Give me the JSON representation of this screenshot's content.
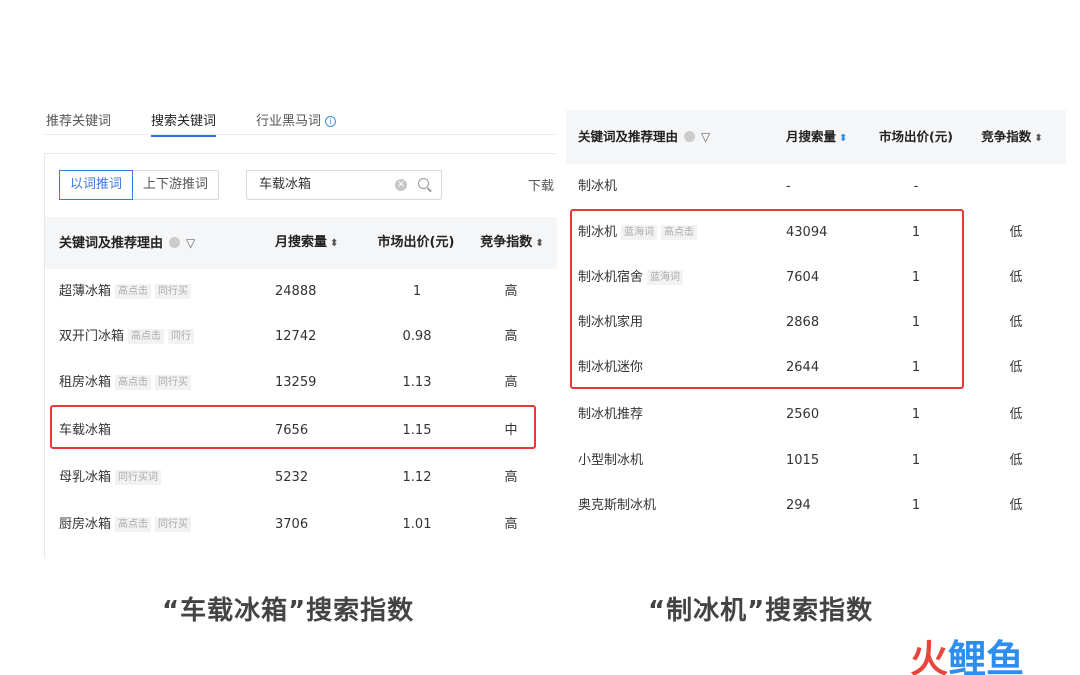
{
  "left_panel": {
    "tabs": [
      {
        "label": "推荐关键词",
        "active": false
      },
      {
        "label": "搜索关键词",
        "active": true
      },
      {
        "label": "行业黑马词",
        "active": false
      }
    ],
    "toggle": {
      "options": [
        "以词推词",
        "上下游推词"
      ],
      "selected": "以词推词"
    },
    "search": {
      "value": "车载冰箱"
    },
    "download_label": "下载",
    "columns": {
      "keyword": "关键词及推荐理由",
      "volume": "月搜索量",
      "price": "市场出价(元)",
      "competition": "竞争指数"
    },
    "rows": [
      {
        "keyword": "超薄冰箱",
        "tags": [
          "高点击",
          "同行买"
        ],
        "volume": "24888",
        "price": "1",
        "competition": "高"
      },
      {
        "keyword": "双开门冰箱",
        "tags": [
          "高点击",
          "同行"
        ],
        "volume": "12742",
        "price": "0.98",
        "competition": "高"
      },
      {
        "keyword": "租房冰箱",
        "tags": [
          "高点击",
          "同行买"
        ],
        "volume": "13259",
        "price": "1.13",
        "competition": "高"
      },
      {
        "keyword": "车载冰箱",
        "tags": [],
        "volume": "7656",
        "price": "1.15",
        "competition": "中"
      },
      {
        "keyword": "母乳冰箱",
        "tags": [
          "同行买词"
        ],
        "volume": "5232",
        "price": "1.12",
        "competition": "高"
      },
      {
        "keyword": "厨房冰箱",
        "tags": [
          "高点击",
          "同行买"
        ],
        "volume": "3706",
        "price": "1.01",
        "competition": "高"
      }
    ],
    "caption": "“车载冰箱”搜索指数"
  },
  "right_panel": {
    "columns": {
      "keyword": "关键词及推荐理由",
      "volume": "月搜索量",
      "price": "市场出价(元)",
      "competition": "竞争指数"
    },
    "rows": [
      {
        "keyword": "制冰机",
        "tags": [],
        "volume": "-",
        "price": "-",
        "competition": ""
      },
      {
        "keyword": "制冰机",
        "tags": [
          "蓝海词",
          "高点击"
        ],
        "volume": "43094",
        "price": "1",
        "competition": "低"
      },
      {
        "keyword": "制冰机宿舍",
        "tags": [
          "蓝海词"
        ],
        "volume": "7604",
        "price": "1",
        "competition": "低"
      },
      {
        "keyword": "制冰机家用",
        "tags": [],
        "volume": "2868",
        "price": "1",
        "competition": "低"
      },
      {
        "keyword": "制冰机迷你",
        "tags": [],
        "volume": "2644",
        "price": "1",
        "competition": "低"
      },
      {
        "keyword": "制冰机推荐",
        "tags": [],
        "volume": "2560",
        "price": "1",
        "competition": "低"
      },
      {
        "keyword": "小型制冰机",
        "tags": [],
        "volume": "1015",
        "price": "1",
        "competition": "低"
      },
      {
        "keyword": "奥克斯制冰机",
        "tags": [],
        "volume": "294",
        "price": "1",
        "competition": "低"
      }
    ],
    "caption": "“制冰机”搜索指数"
  },
  "logo": {
    "part1": "火",
    "part2": "鲤鱼"
  },
  "colors": {
    "highlight": "#e53935",
    "accent": "#2f6fe4",
    "logo_red": "#e8453c",
    "logo_blue": "#2d8ef0"
  }
}
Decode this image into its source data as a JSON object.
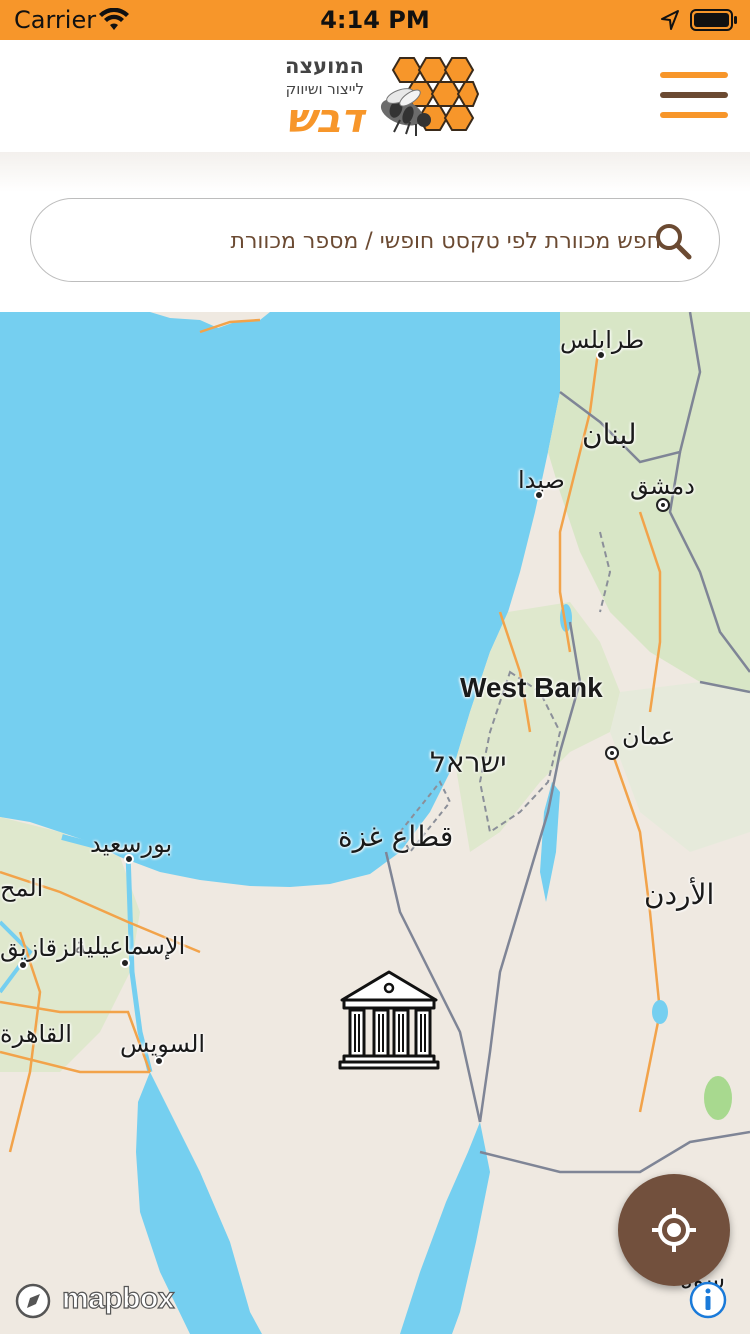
{
  "status_bar": {
    "carrier": "Carrier",
    "time": "4:14 PM"
  },
  "header": {
    "logo_title": "המועצה",
    "logo_subtitle": "לייצור ושיווק",
    "logo_name": "דבש",
    "brand_orange": "#f7962a",
    "brand_brown": "#6b4a32"
  },
  "search": {
    "placeholder": "חפש מכוורת לפי טקסט חופשי / מספר מכוורת"
  },
  "map": {
    "places": [
      {
        "name": "طرابلس"
      },
      {
        "name": "لبنان"
      },
      {
        "name": "صيدا"
      },
      {
        "name": "دمشق"
      },
      {
        "name": "West Bank"
      },
      {
        "name": "عمان"
      },
      {
        "name": "ישראל"
      },
      {
        "name": "قطاع غزة"
      },
      {
        "name": "بورسعيد"
      },
      {
        "name": "المح"
      },
      {
        "name": "الإسماعيلية"
      },
      {
        "name": "الزقازيق"
      },
      {
        "name": "القاهرة"
      },
      {
        "name": "السويس"
      },
      {
        "name": "الأردن"
      },
      {
        "name": "سوه"
      }
    ],
    "attribution": "mapbox"
  },
  "colors": {
    "sea": "#75cff0",
    "land": "#efe9e1",
    "green_land": "#d8e6c6",
    "locate_button": "#72503d"
  }
}
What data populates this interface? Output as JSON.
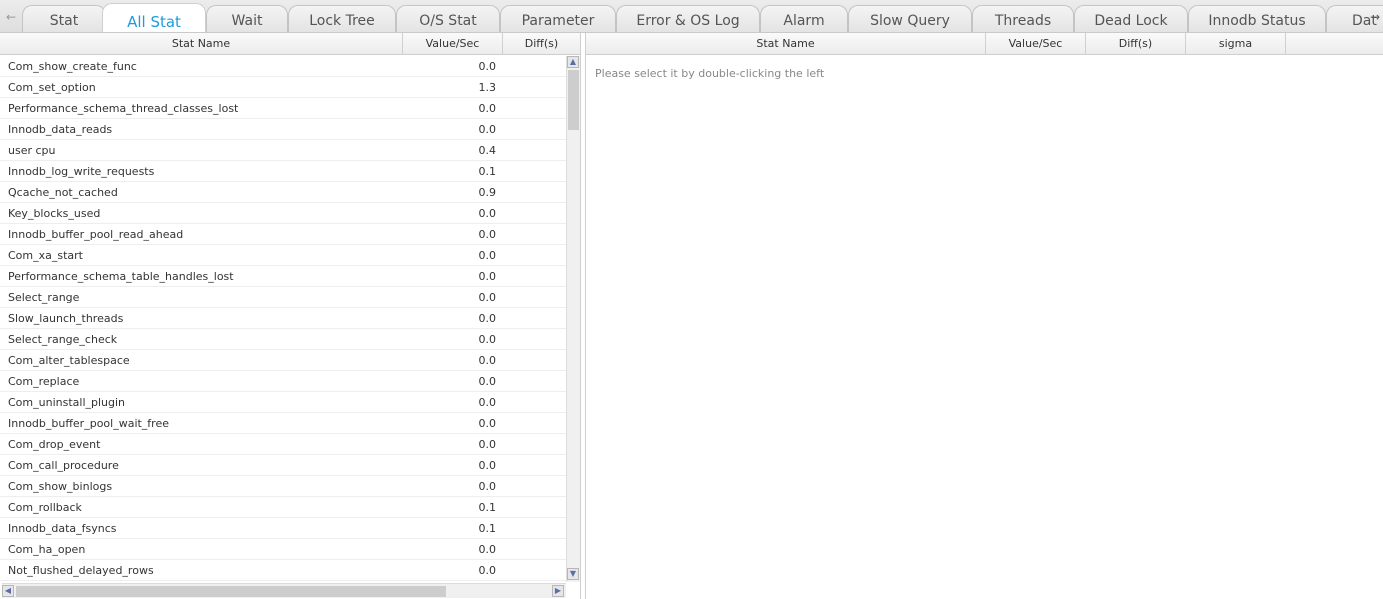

*GIVEN REQUEST*: Print the complete listing exactly, apart from any pictures.

*THE OUTPUT*:
Give me the JSON representation of this screenshot's content.
{
  "left_panel": {
    "tabs": [
      {
        "label": "推荐关键词",
        "active": false
      },
      {
        "label": "搜索关键词",
        "active": true
      },
      {
        "label": "行业黑马词",
        "active": false
      }
    ],
    "toggle": {
      "options": [
        "以词推词",
        "上下游推词"
      ],
      "selected": "以词推词"
    },
    "search": {
      "value": "车载冰箱"
    },
    "download_label": "下载",
    "columns": {
      "keyword": "关键词及推荐理由",
      "volume": "月搜索量",
      "price": "市场出价(元)",
      "competition": "竞争指数"
    },
    "rows": [
      {
        "keyword": "超薄冰箱",
        "tags": [
          "高点击",
          "同行买"
        ],
        "volume": "24888",
        "price": "1",
        "competition": "高"
      },
      {
        "keyword": "双开门冰箱",
        "tags": [
          "高点击",
          "同行"
        ],
        "volume": "12742",
        "price": "0.98",
        "competition": "高"
      },
      {
        "keyword": "租房冰箱",
        "tags": [
          "高点击",
          "同行买"
        ],
        "volume": "13259",
        "price": "1.13",
        "competition": "高"
      },
      {
        "keyword": "车载冰箱",
        "tags": [],
        "volume": "7656",
        "price": "1.15",
        "competition": "中"
      },
      {
        "keyword": "母乳冰箱",
        "tags": [
          "同行买词"
        ],
        "volume": "5232",
        "price": "1.12",
        "competition": "高"
      },
      {
        "keyword": "厨房冰箱",
        "tags": [
          "高点击",
          "同行买"
        ],
        "volume": "3706",
        "price": "1.01",
        "competition": "高"
      }
    ],
    "caption": "“车载冰箱”搜索指数"
  },
  "right_panel": {
    "columns": {
      "keyword": "关键词及推荐理由",
      "volume": "月搜索量",
      "price": "市场出价(元)",
      "competition": "竞争指数"
    },
    "rows": [
      {
        "keyword": "制冰机",
        "tags": [],
        "volume": "-",
        "price": "-",
        "competition": ""
      },
      {
        "keyword": "制冰机",
        "tags": [
          "蓝海词",
          "高点击"
        ],
        "volume": "43094",
        "price": "1",
        "competition": "低"
      },
      {
        "keyword": "制冰机宿舍",
        "tags": [
          "蓝海词"
        ],
        "volume": "7604",
        "price": "1",
        "competition": "低"
      },
      {
        "keyword": "制冰机家用",
        "tags": [],
        "volume": "2868",
        "price": "1",
        "competition": "低"
      },
      {
        "keyword": "制冰机迷你",
        "tags": [],
        "volume": "2644",
        "price": "1",
        "competition": "低"
      },
      {
        "keyword": "制冰机推荐",
        "tags": [],
        "volume": "2560",
        "price": "1",
        "competition": "低"
      },
      {
        "keyword": "小型制冰机",
        "tags": [],
        "volume": "1015",
        "price": "1",
        "competition": "低"
      },
      {
        "keyword": "奥克斯制冰机",
        "tags": [],
        "volume": "294",
        "price": "1",
        "competition": "低"
      }
    ],
    "caption": "“制冰机”搜索指数"
  },
  "logo": {
    "part1": "火",
    "part2": "鲤鱼"
  },
  "colors": {
    "highlight": "#e53935",
    "accent": "#2f6fe4",
    "logo_red": "#e8453c",
    "logo_blue": "#2d8ef0"
  }
}
Decode this image into its source data as a JSON object.
{
  "status_bar": {
    "carrier": "Carrier",
    "time": "4:14 PM"
  },
  "header": {
    "logo_title": "המועצה",
    "logo_subtitle": "לייצור ושיווק",
    "logo_name": "דבש",
    "brand_orange": "#f7962a",
    "brand_brown": "#6b4a32"
  },
  "search": {
    "placeholder": "חפש מכוורת לפי טקסט חופשי / מספר מכוורת"
  },
  "map": {
    "places": [
      {
        "name": "طرابلس"
      },
      {
        "name": "لبنان"
      },
      {
        "name": "صيدا"
      },
      {
        "name": "دمشق"
      },
      {
        "name": "West Bank"
      },
      {
        "name": "عمان"
      },
      {
        "name": "ישראל"
      },
      {
        "name": "قطاع غزة"
      },
      {
        "name": "بورسعيد"
      },
      {
        "name": "المح"
      },
      {
        "name": "الإسماعيلية"
      },
      {
        "name": "الزقازيق"
      },
      {
        "name": "القاهرة"
      },
      {
        "name": "السويس"
      },
      {
        "name": "الأردن"
      },
      {
        "name": "سوه"
      }
    ],
    "attribution": "mapbox"
  },
  "colors": {
    "sea": "#75cff0",
    "land": "#efe9e1",
    "green_land": "#d8e6c6",
    "locate_button": "#72503d"
  }
}
What data populates this interface? Output as JSON.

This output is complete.